**Problem to solve**
Wherever the word "JSON" turns up in a line of the entries, copy that line.

########

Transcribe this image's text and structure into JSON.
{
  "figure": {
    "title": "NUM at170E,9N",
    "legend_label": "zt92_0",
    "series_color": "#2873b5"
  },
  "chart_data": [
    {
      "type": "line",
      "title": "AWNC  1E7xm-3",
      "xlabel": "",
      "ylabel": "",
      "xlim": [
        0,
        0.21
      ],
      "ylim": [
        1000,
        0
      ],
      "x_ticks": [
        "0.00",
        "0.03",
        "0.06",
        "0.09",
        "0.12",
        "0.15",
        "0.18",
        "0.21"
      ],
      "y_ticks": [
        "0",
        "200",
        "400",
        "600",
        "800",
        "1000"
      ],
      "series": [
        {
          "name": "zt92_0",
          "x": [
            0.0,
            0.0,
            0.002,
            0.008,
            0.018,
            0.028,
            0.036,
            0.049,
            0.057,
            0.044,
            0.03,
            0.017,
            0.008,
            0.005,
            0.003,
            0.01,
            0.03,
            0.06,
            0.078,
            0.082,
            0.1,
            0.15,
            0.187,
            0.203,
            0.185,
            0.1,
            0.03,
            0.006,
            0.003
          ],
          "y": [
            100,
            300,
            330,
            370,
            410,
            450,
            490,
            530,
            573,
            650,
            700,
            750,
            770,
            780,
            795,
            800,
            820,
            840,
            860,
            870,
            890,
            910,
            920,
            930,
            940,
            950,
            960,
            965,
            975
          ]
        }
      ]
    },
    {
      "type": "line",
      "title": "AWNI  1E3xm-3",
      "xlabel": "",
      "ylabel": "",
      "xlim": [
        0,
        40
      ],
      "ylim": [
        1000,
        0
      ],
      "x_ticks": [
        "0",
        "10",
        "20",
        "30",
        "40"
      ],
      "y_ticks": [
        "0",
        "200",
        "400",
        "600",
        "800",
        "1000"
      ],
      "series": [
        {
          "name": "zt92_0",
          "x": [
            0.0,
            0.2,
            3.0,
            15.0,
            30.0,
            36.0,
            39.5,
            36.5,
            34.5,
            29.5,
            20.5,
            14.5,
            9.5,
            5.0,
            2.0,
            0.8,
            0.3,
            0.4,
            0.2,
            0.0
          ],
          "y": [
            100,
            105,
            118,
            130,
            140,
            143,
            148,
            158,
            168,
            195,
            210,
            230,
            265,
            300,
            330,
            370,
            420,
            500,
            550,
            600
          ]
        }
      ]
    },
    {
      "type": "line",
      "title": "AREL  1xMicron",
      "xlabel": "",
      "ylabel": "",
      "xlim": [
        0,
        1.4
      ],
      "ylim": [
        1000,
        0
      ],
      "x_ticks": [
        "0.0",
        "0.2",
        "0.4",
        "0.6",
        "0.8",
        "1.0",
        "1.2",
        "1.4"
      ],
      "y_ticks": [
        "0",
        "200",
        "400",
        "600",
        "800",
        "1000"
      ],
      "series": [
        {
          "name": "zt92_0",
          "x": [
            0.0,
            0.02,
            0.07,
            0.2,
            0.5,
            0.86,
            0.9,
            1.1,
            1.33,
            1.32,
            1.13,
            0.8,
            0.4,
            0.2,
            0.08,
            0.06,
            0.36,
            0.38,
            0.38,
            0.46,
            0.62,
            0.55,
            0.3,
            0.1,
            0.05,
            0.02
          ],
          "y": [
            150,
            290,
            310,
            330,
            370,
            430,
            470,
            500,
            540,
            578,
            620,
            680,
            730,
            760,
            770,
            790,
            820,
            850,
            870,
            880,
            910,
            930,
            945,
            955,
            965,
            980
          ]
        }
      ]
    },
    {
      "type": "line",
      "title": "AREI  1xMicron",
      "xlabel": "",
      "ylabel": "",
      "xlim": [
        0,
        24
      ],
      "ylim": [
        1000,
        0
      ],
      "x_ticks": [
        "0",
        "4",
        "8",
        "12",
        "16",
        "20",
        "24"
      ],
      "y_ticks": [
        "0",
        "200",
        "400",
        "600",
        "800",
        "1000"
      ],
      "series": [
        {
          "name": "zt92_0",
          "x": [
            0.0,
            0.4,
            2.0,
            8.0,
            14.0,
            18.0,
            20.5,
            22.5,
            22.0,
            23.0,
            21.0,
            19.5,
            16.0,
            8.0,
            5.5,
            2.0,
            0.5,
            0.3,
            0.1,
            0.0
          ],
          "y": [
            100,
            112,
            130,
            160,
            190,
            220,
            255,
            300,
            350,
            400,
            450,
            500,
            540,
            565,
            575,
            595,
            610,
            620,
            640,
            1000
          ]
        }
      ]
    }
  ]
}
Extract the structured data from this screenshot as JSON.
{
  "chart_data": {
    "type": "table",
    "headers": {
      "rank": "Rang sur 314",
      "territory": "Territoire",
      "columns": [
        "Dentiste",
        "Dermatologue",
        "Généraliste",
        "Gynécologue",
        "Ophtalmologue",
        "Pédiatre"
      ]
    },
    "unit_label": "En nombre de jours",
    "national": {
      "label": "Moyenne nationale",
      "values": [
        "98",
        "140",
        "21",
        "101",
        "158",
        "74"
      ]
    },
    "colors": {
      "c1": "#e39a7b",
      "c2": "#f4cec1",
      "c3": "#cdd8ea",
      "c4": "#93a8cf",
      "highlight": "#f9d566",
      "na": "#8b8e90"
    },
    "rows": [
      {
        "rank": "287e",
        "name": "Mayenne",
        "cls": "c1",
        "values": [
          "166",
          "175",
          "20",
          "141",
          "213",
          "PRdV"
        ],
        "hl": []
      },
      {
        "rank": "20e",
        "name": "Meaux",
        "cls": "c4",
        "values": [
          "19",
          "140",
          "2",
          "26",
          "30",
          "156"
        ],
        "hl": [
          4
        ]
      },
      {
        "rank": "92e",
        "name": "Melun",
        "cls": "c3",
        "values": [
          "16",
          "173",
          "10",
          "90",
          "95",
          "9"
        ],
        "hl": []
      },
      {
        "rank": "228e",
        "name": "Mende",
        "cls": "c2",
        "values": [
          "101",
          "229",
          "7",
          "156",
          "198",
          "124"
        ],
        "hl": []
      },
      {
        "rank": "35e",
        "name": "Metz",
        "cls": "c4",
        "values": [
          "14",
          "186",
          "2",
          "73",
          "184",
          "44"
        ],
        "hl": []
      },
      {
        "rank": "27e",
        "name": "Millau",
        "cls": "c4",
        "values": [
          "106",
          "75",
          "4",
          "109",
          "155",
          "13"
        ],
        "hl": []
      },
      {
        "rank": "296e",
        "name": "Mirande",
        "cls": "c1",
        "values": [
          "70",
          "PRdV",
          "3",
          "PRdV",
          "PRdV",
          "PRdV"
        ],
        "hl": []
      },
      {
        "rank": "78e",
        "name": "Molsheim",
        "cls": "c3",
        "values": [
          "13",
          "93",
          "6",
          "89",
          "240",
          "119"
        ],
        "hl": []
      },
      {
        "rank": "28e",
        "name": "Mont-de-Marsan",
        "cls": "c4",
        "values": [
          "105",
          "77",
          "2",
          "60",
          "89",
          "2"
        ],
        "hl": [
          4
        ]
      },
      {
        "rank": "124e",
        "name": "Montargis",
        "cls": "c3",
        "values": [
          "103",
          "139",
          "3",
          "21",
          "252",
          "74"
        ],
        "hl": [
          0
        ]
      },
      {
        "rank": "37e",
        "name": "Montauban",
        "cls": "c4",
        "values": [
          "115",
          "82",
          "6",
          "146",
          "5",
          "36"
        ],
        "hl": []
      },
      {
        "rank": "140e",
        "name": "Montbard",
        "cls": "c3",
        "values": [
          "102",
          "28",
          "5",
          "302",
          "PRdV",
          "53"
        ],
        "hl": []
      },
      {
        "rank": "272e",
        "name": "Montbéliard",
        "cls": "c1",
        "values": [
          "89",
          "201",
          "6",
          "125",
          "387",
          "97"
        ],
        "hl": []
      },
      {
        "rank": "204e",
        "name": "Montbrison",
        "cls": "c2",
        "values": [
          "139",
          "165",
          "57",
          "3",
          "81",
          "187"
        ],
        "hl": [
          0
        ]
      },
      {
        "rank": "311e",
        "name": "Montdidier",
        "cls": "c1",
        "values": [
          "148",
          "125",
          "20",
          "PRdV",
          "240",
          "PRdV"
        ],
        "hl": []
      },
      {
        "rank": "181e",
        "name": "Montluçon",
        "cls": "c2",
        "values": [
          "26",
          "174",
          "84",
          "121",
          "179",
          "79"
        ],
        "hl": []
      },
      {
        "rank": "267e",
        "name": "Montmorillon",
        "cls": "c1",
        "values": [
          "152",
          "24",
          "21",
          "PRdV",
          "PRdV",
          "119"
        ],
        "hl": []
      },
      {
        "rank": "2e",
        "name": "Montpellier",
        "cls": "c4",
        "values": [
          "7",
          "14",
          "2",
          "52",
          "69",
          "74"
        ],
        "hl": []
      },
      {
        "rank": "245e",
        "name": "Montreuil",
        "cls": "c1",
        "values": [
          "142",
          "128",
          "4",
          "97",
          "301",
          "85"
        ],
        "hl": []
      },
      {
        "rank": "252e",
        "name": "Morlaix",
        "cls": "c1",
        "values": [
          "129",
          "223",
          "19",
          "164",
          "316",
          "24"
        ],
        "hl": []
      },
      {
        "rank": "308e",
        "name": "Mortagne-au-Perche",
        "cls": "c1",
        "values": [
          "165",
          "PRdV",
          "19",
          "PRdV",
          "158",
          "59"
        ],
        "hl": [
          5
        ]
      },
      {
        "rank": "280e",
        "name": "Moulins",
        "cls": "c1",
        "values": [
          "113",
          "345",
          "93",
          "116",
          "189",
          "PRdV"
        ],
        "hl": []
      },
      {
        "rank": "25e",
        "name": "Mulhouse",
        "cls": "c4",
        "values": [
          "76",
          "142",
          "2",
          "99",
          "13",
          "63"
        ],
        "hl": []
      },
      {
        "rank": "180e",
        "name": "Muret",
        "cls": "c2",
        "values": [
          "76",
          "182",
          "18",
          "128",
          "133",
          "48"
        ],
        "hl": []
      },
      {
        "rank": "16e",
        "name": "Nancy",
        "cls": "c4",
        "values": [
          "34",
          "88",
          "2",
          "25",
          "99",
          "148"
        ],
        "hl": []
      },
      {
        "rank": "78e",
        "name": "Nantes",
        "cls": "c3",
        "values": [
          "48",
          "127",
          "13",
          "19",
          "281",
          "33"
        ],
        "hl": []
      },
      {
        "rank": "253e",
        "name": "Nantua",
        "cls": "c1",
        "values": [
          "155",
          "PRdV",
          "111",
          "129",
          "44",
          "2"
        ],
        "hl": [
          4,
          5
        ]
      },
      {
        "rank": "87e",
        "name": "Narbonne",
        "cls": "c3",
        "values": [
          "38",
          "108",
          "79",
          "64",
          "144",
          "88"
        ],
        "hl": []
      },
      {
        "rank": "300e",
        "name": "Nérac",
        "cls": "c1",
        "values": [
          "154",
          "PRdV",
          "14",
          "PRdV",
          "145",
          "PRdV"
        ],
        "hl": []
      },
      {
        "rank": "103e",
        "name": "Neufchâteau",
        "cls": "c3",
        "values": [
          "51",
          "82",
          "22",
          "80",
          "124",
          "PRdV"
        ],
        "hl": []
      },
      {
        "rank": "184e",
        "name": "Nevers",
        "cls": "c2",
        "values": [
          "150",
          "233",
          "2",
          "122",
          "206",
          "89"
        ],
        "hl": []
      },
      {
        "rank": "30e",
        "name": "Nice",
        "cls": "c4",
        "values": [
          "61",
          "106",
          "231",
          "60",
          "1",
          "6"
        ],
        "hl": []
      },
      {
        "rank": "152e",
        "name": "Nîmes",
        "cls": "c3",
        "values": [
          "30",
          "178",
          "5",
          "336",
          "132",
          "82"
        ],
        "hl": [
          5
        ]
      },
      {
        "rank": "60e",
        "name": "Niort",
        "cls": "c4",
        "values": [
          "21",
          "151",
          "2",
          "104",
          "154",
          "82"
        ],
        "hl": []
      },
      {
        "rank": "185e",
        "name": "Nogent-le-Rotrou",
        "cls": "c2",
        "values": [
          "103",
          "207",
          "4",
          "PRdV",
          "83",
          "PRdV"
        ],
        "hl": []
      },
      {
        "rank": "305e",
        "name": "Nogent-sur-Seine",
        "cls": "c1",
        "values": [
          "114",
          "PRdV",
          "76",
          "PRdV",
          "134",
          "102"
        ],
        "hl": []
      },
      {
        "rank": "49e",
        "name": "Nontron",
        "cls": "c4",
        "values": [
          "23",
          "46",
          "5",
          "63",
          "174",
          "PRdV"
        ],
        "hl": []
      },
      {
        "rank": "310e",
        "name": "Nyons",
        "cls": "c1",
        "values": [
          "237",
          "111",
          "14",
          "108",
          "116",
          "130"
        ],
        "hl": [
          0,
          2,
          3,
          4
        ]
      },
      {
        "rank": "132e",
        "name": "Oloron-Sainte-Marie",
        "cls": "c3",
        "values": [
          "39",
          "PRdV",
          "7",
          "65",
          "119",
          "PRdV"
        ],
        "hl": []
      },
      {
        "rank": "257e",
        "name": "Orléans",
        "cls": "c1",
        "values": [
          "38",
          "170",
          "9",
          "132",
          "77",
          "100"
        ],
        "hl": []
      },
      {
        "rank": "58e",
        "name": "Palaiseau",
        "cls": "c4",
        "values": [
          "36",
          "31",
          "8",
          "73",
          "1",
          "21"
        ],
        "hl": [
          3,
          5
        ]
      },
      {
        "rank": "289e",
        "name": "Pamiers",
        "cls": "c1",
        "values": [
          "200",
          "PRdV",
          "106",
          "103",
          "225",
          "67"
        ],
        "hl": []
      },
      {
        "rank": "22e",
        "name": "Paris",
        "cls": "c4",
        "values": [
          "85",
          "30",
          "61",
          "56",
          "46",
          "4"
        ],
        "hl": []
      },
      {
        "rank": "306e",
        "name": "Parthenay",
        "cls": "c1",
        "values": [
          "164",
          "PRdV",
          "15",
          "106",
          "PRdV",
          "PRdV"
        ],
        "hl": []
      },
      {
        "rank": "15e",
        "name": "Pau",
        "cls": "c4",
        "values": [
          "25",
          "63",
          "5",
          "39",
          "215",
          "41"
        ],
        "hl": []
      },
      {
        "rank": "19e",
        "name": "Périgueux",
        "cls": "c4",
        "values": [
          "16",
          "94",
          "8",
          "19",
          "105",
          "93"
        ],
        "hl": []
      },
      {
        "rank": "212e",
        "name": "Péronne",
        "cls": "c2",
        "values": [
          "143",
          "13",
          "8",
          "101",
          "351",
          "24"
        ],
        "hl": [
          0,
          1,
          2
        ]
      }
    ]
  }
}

########

**Response to the exercise**
Transcribe this image's text and structure into JSON.
Extract the structured data from this screenshot as JSON.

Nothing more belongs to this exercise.